■ **WHAT YOU ARE ASKED TO DO**
Copy each line in the data that includes the word "this".

[Records that describe figures]
########

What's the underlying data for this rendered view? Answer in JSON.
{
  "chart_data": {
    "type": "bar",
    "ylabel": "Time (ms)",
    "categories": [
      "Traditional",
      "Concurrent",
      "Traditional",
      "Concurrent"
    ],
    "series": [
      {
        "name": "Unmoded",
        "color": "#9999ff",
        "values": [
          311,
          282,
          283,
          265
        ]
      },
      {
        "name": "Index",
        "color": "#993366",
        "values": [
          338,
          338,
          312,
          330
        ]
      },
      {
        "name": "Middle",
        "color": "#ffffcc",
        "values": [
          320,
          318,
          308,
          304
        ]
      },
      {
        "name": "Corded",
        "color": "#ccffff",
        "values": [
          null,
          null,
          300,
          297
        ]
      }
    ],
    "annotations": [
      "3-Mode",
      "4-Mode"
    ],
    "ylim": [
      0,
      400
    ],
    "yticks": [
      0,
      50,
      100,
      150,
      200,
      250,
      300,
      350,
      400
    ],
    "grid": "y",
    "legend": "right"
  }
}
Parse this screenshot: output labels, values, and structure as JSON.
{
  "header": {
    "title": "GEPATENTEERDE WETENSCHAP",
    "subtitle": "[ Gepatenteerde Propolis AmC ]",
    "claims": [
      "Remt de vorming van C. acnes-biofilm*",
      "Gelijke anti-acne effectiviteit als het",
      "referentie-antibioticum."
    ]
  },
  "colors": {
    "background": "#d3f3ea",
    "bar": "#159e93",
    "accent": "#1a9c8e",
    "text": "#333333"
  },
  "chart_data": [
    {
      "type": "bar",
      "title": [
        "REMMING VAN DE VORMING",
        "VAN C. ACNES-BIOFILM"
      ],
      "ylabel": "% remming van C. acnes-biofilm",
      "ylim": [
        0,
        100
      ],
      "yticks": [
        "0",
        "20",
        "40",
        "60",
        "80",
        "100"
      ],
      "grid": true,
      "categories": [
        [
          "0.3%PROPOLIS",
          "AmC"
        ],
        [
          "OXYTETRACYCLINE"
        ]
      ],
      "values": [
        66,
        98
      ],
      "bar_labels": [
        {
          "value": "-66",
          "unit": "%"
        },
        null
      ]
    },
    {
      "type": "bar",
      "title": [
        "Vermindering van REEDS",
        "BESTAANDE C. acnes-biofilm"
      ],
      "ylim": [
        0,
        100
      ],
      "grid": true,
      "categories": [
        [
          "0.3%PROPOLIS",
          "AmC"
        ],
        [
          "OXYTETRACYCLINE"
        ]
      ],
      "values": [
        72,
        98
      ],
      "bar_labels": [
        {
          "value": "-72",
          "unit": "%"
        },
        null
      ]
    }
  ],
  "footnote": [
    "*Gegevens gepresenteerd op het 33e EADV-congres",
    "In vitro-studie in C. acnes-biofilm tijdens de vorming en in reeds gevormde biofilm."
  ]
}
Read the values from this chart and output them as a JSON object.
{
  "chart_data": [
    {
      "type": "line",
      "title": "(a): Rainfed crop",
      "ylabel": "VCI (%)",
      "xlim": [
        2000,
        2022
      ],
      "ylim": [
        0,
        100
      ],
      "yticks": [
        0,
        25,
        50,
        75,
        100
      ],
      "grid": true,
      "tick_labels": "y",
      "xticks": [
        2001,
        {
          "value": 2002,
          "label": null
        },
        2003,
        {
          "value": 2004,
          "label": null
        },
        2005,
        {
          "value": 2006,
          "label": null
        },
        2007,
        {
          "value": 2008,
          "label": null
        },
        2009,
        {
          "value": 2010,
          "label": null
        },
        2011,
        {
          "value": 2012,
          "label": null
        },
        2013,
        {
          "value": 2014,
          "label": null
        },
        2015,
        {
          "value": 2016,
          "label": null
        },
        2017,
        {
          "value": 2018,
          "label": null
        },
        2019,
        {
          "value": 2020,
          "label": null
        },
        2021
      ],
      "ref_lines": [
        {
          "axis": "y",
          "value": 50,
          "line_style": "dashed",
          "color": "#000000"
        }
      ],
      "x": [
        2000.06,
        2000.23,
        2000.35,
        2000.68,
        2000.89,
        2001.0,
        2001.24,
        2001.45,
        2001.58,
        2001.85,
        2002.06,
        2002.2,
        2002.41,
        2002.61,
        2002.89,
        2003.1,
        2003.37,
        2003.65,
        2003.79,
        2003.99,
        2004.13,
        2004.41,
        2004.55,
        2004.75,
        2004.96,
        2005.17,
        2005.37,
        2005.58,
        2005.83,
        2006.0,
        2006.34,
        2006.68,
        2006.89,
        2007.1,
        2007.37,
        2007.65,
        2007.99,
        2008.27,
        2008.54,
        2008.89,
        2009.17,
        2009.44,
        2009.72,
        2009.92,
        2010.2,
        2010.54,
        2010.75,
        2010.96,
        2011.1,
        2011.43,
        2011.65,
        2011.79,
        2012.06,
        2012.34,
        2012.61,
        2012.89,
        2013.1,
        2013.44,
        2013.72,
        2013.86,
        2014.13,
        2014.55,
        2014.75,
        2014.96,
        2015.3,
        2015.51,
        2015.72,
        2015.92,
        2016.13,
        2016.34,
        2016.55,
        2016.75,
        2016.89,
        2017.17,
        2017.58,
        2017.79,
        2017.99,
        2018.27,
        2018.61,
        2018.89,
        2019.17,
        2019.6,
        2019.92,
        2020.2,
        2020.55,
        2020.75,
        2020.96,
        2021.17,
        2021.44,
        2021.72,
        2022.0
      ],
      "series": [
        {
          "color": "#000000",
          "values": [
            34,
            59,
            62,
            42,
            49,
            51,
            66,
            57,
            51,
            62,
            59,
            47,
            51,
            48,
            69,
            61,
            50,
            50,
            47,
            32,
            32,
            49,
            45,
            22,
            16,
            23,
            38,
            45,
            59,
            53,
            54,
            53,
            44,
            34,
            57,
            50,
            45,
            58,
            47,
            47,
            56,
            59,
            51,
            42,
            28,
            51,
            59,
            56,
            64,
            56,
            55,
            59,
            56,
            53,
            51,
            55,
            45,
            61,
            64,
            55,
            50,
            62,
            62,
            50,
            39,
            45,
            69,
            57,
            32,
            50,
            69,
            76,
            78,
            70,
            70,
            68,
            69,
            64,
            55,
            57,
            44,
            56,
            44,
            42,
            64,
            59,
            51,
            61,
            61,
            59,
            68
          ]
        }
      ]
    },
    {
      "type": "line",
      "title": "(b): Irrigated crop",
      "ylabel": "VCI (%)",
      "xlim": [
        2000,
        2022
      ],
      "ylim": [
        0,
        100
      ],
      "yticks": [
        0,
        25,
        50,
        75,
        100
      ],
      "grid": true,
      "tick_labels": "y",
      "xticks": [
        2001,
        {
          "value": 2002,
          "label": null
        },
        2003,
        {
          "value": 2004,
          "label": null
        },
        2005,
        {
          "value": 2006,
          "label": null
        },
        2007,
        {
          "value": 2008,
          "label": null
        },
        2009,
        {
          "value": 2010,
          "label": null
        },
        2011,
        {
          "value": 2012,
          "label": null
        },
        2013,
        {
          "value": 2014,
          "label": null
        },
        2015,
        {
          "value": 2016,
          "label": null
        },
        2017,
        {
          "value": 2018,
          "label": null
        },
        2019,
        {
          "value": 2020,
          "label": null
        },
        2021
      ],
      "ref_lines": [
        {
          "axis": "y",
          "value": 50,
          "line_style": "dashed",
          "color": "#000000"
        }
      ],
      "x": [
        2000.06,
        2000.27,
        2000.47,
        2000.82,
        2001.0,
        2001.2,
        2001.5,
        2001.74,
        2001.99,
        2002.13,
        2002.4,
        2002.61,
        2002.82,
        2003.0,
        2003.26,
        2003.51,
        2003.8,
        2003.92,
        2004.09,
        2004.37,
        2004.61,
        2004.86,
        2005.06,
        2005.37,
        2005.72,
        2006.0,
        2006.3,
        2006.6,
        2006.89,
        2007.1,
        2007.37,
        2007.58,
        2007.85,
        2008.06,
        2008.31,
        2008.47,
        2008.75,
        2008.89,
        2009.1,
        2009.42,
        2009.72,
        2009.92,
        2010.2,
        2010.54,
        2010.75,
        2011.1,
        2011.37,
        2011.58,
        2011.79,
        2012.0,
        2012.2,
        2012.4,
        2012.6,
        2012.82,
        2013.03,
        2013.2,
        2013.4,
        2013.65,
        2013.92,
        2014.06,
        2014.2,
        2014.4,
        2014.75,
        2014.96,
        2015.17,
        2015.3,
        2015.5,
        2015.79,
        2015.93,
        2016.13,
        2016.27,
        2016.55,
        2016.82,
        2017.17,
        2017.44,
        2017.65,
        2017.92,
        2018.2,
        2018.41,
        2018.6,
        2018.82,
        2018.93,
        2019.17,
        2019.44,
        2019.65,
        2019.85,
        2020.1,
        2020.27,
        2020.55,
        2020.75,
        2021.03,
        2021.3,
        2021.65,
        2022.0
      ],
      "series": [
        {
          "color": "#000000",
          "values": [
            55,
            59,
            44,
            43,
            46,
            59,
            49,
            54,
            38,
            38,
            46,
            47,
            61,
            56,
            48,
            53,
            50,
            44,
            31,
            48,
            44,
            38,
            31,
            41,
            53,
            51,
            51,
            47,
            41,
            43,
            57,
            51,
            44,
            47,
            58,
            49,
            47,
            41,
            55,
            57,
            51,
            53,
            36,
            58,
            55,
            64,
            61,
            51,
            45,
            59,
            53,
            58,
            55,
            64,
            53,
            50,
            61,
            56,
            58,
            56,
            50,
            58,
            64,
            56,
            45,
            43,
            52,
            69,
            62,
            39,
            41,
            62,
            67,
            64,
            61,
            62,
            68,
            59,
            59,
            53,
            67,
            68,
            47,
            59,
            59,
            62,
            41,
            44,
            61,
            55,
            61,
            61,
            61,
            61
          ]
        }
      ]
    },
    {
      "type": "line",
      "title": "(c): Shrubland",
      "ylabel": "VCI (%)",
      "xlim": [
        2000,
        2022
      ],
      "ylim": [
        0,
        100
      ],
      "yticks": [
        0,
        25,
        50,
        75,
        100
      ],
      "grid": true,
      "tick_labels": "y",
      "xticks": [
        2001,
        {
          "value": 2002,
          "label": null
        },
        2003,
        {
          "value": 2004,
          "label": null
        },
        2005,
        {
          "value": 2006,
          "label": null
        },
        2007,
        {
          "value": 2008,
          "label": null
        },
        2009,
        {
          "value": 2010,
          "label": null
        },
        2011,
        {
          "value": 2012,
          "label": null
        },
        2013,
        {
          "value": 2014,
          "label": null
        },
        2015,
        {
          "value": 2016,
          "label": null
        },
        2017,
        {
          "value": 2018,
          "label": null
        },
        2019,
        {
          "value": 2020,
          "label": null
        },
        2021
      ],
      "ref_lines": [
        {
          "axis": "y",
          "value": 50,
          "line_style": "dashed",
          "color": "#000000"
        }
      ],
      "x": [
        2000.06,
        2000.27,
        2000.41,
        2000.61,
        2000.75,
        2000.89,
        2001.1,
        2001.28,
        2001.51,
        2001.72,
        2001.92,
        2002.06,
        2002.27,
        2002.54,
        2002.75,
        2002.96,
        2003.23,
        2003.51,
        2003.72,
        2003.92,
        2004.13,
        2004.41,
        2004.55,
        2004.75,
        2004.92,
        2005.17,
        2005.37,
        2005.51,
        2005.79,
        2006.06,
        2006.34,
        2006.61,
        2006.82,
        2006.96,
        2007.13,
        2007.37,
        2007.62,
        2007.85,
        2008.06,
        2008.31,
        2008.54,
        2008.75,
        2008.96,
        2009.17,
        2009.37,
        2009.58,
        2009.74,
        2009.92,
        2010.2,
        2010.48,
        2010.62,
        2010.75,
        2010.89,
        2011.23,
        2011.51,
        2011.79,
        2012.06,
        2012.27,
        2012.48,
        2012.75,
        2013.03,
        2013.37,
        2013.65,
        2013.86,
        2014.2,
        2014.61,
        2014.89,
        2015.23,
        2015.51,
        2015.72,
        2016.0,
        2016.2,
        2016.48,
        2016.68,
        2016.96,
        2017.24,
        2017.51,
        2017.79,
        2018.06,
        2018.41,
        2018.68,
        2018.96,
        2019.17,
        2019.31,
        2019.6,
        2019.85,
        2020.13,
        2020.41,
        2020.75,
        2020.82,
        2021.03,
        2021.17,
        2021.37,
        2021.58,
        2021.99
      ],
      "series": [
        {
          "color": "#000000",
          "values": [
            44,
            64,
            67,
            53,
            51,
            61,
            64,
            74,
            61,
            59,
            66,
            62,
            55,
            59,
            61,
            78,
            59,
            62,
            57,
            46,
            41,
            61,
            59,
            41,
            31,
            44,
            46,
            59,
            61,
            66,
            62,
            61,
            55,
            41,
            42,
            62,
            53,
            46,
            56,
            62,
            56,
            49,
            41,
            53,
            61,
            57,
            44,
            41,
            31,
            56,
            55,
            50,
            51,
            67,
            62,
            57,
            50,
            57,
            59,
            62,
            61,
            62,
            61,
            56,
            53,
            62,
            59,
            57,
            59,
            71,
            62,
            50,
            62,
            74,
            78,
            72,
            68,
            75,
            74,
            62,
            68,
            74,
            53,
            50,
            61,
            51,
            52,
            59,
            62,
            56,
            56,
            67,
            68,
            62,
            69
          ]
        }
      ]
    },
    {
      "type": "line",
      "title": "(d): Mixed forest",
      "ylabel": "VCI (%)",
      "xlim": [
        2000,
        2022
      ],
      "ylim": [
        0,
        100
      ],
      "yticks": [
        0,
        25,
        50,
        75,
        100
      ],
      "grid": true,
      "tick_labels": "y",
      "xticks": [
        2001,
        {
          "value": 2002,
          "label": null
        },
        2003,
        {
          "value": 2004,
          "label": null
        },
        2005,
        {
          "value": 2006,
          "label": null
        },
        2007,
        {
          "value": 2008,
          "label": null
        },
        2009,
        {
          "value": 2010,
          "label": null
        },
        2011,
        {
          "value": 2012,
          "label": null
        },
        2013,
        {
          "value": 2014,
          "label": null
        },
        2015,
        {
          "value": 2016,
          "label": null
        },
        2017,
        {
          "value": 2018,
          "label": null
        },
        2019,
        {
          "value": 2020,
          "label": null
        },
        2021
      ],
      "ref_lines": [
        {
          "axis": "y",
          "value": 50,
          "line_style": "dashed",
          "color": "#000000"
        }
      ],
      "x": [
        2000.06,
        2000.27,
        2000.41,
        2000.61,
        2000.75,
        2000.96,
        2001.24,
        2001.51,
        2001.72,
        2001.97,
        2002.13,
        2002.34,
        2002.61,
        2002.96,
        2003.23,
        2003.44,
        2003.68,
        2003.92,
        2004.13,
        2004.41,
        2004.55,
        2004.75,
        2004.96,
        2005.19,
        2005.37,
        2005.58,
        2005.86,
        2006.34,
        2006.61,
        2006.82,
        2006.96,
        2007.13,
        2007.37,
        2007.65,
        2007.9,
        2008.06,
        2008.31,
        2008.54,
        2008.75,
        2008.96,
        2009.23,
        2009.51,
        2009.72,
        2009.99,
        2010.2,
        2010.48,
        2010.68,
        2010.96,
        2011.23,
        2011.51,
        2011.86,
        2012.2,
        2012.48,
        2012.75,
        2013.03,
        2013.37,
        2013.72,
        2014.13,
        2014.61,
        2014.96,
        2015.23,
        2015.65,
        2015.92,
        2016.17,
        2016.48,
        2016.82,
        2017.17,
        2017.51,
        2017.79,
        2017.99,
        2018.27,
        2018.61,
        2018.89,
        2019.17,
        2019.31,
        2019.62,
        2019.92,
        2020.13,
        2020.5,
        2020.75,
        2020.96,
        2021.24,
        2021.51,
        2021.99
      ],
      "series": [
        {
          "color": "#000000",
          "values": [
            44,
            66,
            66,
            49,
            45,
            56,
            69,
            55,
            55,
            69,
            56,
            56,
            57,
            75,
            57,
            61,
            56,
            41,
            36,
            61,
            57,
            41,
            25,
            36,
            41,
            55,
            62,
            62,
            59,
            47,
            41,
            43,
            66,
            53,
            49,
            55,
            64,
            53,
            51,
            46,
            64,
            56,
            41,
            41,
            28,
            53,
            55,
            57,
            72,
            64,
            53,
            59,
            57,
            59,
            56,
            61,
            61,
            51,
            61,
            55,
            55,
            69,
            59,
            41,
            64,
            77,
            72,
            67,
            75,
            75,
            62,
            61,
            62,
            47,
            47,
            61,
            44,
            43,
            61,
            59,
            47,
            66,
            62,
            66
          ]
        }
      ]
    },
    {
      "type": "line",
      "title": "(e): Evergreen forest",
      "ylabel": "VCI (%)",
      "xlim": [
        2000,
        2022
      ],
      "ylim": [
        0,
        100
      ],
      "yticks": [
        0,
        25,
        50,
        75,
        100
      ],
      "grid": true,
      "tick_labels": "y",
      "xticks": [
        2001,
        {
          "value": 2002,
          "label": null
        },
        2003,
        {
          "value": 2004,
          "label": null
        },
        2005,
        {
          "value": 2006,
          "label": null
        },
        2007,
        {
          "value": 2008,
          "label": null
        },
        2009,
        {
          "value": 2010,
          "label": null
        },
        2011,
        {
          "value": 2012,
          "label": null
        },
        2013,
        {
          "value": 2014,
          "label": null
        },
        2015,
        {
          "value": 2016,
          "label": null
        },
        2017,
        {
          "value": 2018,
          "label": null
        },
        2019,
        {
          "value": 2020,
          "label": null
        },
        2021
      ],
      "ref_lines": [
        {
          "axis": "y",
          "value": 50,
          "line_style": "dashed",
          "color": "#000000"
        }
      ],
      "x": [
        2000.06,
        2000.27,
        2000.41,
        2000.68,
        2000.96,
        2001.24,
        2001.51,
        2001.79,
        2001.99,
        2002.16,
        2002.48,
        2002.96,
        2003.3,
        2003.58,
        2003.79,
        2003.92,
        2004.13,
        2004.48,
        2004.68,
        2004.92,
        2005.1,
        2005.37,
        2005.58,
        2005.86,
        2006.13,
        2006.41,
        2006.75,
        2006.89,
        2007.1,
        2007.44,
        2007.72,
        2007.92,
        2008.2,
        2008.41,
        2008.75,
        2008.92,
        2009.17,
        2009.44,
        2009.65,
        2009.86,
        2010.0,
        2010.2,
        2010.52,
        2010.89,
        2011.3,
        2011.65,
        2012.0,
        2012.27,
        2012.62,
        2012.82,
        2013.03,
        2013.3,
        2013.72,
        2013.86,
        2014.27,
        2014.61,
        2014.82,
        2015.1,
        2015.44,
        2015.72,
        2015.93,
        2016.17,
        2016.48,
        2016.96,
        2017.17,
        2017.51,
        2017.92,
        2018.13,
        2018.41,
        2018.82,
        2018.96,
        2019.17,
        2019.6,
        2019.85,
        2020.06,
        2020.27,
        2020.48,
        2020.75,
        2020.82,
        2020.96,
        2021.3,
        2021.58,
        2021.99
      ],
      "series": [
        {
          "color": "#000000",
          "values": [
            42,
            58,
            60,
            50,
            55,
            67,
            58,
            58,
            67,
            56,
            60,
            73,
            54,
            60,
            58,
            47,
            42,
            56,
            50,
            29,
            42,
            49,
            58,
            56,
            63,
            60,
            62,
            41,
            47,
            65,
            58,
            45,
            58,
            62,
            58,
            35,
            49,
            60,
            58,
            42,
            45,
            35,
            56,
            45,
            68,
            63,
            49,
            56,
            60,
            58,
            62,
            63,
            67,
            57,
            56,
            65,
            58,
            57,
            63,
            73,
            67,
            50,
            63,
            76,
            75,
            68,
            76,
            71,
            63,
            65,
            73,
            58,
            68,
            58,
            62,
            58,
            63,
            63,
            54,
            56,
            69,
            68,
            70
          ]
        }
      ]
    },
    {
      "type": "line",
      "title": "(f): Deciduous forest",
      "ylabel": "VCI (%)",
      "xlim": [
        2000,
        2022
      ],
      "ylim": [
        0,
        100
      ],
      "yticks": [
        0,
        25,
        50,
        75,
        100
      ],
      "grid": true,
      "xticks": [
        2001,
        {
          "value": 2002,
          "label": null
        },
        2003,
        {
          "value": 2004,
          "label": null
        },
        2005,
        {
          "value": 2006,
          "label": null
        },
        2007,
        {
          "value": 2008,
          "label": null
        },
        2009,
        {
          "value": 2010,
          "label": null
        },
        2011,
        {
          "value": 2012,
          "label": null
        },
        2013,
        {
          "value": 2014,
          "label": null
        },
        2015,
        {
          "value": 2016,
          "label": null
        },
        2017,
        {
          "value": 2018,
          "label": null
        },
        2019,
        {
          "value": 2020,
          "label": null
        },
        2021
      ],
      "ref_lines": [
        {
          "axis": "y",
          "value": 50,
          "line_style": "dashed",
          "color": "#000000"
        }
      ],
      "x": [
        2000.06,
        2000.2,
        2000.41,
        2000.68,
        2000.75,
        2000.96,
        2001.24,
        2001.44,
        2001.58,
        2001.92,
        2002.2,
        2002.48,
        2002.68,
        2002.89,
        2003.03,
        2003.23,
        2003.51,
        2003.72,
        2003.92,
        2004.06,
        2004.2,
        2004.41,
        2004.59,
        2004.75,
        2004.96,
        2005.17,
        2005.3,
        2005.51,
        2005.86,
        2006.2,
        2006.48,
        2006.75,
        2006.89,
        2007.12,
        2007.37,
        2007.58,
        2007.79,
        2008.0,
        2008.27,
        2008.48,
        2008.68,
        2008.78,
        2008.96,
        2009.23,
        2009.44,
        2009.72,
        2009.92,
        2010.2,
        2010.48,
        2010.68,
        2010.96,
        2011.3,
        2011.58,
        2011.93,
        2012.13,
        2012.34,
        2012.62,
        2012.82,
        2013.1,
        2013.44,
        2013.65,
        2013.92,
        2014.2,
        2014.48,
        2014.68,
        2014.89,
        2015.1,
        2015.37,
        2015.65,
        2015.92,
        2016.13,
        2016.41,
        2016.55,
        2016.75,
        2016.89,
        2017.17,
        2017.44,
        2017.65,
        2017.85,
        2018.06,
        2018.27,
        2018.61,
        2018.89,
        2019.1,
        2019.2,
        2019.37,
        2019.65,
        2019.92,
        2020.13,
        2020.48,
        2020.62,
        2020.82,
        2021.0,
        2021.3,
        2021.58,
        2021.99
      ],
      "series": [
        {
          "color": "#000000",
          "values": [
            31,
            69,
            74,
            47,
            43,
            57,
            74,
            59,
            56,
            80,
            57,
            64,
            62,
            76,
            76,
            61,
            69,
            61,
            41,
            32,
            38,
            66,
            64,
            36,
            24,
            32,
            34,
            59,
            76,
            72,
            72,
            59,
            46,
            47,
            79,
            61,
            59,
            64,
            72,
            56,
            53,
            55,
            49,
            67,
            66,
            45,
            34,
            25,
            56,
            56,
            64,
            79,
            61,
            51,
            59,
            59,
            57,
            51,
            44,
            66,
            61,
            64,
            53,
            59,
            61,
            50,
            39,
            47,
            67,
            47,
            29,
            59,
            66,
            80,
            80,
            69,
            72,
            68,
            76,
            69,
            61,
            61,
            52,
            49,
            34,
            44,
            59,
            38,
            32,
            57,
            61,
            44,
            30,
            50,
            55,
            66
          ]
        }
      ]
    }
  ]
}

########

■ **FINAL ANSWER**
What's the underlying data for this rendered view? Answer in JSON.
Parse this screenshot: output labels, values, and structure as JSON.
Read the values from this chart and output them as a JSON object.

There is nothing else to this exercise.